**Stated problem:** Quote the listing word for word, beginning with its first line and stopping after the line that contains "q9-line [18,516,595,544]". Include both of those lines.

──────────────────────────────

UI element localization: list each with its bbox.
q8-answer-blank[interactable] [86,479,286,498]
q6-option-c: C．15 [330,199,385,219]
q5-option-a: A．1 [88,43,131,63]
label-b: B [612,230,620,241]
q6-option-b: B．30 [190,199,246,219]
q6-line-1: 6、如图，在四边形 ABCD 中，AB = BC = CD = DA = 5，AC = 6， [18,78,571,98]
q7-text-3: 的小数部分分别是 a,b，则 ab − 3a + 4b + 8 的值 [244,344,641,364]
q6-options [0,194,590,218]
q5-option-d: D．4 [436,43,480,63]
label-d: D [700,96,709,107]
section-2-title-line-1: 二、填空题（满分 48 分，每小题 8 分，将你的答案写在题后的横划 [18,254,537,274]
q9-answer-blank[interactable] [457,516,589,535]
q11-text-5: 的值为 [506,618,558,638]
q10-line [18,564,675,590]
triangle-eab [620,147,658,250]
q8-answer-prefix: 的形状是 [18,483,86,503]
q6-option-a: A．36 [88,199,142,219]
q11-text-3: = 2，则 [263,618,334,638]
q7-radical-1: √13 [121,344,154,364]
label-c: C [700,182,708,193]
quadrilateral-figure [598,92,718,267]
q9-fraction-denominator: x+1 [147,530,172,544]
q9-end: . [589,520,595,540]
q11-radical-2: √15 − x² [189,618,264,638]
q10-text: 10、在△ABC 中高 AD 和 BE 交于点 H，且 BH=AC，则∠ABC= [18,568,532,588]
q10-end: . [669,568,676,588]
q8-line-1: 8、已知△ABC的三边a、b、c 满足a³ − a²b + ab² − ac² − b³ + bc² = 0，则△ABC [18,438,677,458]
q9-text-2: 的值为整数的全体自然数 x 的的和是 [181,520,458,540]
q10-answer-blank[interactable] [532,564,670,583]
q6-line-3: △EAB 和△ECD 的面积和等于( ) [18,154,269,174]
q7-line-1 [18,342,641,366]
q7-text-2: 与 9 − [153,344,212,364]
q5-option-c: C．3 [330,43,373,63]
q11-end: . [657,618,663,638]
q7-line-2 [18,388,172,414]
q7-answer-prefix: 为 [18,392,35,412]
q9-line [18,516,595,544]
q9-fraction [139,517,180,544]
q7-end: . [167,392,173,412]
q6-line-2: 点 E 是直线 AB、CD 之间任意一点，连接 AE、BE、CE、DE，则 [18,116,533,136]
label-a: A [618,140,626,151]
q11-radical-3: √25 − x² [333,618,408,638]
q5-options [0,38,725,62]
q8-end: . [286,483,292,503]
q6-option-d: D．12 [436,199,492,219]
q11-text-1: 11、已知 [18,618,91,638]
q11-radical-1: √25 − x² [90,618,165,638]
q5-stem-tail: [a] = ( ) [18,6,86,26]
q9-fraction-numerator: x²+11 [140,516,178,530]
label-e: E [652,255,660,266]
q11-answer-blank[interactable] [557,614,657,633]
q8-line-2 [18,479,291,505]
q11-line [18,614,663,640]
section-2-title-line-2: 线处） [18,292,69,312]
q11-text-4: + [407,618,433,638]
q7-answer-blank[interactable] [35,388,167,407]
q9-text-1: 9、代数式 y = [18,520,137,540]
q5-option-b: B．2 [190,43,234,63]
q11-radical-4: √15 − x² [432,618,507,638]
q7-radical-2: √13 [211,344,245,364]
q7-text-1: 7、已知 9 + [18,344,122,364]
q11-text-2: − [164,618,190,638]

──────────────────────────────

**Output of the task:**
UI element localization: list each with its bbox.
q8-answer-blank[interactable] [86,479,286,498]
q6-option-c: C．15 [330,199,385,219]
q5-option-a: A．1 [88,43,131,63]
label-b: B [612,230,620,241]
q6-option-b: B．30 [190,199,246,219]
q6-line-1: 6、如图，在四边形 ABCD 中，AB = BC = CD = DA = 5，AC = 6， [18,78,571,98]
q7-text-3: 的小数部分分别是 a,b，则 ab − 3a + 4b + 8 的值 [244,344,641,364]
q6-options [0,194,590,218]
q5-option-d: D．4 [436,43,480,63]
label-d: D [700,96,709,107]
section-2-title-line-1: 二、填空题（满分 48 分，每小题 8 分，将你的答案写在题后的横划 [18,254,537,274]
q9-answer-blank[interactable] [457,516,589,535]
q11-text-5: 的值为 [506,618,558,638]
q10-line [18,564,675,590]
triangle-eab [620,147,658,250]
q8-answer-prefix: 的形状是 [18,483,86,503]
q6-option-a: A．36 [88,199,142,219]
q11-text-3: = 2，则 [263,618,334,638]
q7-radical-1: √13 [121,344,154,364]
label-c: C [700,182,708,193]
quadrilateral-figure [598,92,718,267]
q9-fraction-denominator: x+1 [147,530,172,544]
q9-end: . [589,520,595,540]
q11-radical-2: √15 − x² [189,618,264,638]
q10-text: 10、在△ABC 中高 AD 和 BE 交于点 H，且 BH=AC，则∠ABC= [18,568,532,588]
q10-end: . [669,568,676,588]
q8-line-1: 8、已知△ABC的三边a、b、c 满足a³ − a²b + ab² − ac² − b³ + bc² = 0，则△ABC [18,438,677,458]
q9-text-2: 的值为整数的全体自然数 x 的的和是 [181,520,458,540]
q10-answer-blank[interactable] [532,564,670,583]
q6-line-3: △EAB 和△ECD 的面积和等于( ) [18,154,269,174]
q7-line-1 [18,342,641,366]
q7-text-2: 与 9 − [153,344,212,364]
q5-option-c: C．3 [330,43,373,63]
q11-end: . [657,618,663,638]
q7-line-2 [18,388,172,414]
q7-answer-prefix: 为 [18,392,35,412]
q9-line [18,516,595,544]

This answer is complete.